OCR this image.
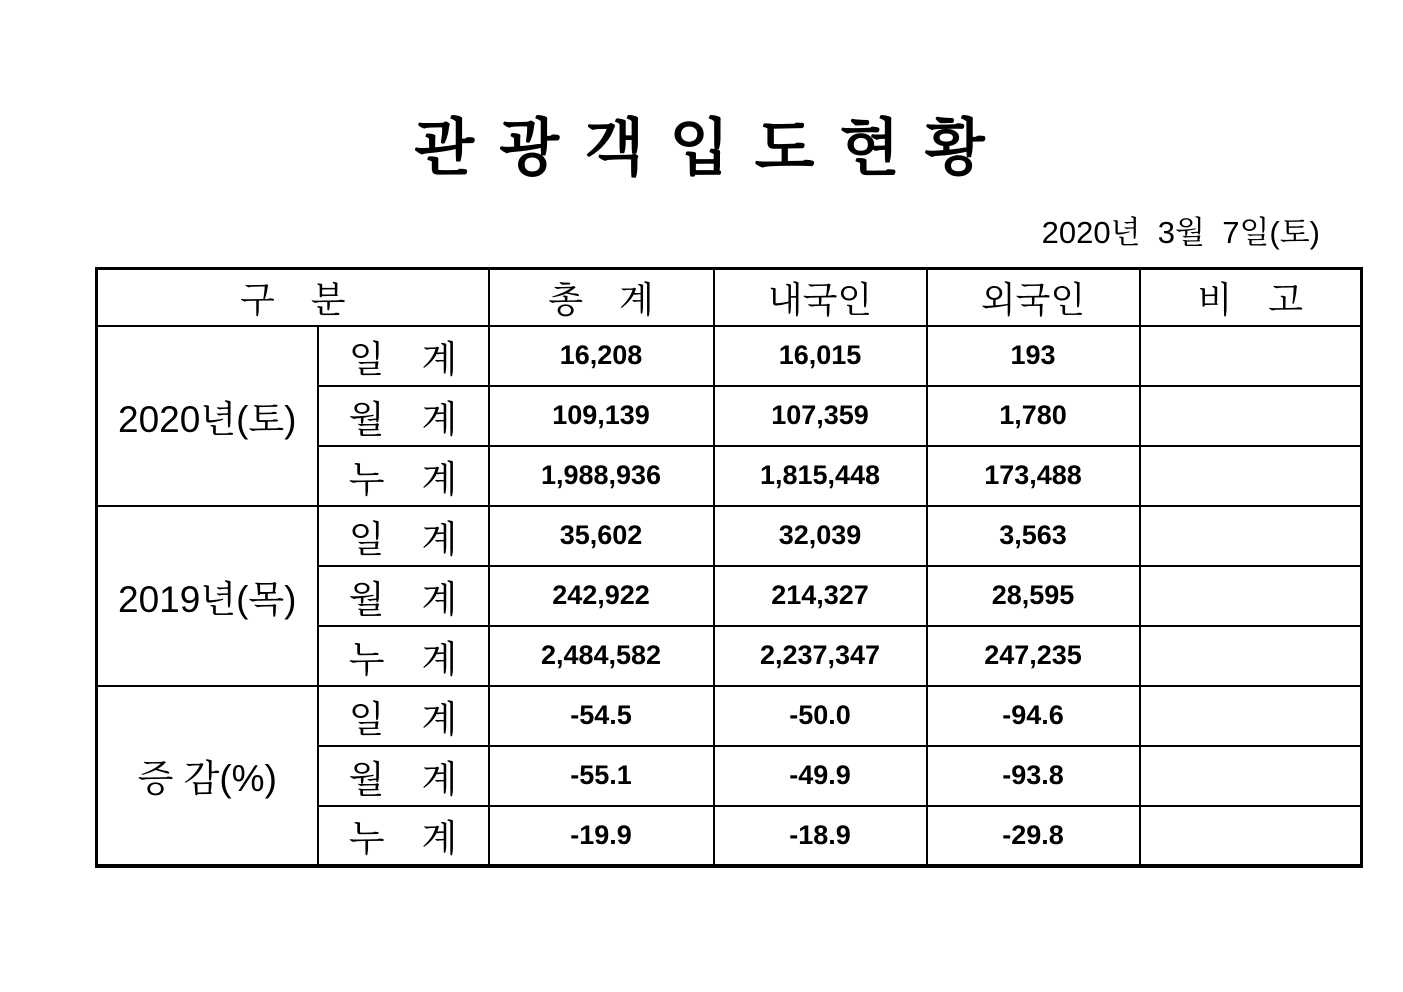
관 광 객 입 도 현 황
2020년  3월  7일(토)
구　분		총　계	내국인	외국인	비　고
2020년(토)	일　계	16,208	16,015	193	
	월　계	109,139	107,359	1,780	
	누　계	1,988,936	1,815,448	173,488	
2019년(목)	일　계	35,602	32,039	3,563	
	월　계	242,922	214,327	28,595	
	누　계	2,484,582	2,237,347	247,235	
증 감(%)	일　계	-54.5	-50.0	-94.6	
	월　계	-55.1	-49.9	-93.8	
	누　계	-19.9	-18.9	-29.8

Written task:
Reproduce the whole listing above word for word, but not its pictures.

Response to this exercise:
OCR this image.
관 광 객 입 도 현 황
2020년  3월  7일(토)
구　분		총　계	내국인	외국인	비　고
2020년(토)	일　계	16,208	16,015	193	
	월　계	109,139	107,359	1,780	
	누　계	1,988,936	1,815,448	173,488	
2019년(목)	일　계	35,602	32,039	3,563	
	월　계	242,922	214,327	28,595	
	누　계	2,484,582	2,237,347	247,235	
증 감(%)	일　계	-54.5	-50.0	-94.6	
	월　계	-55.1	-49.9	-93.8	
	누　계	-19.9	-18.9	-29.8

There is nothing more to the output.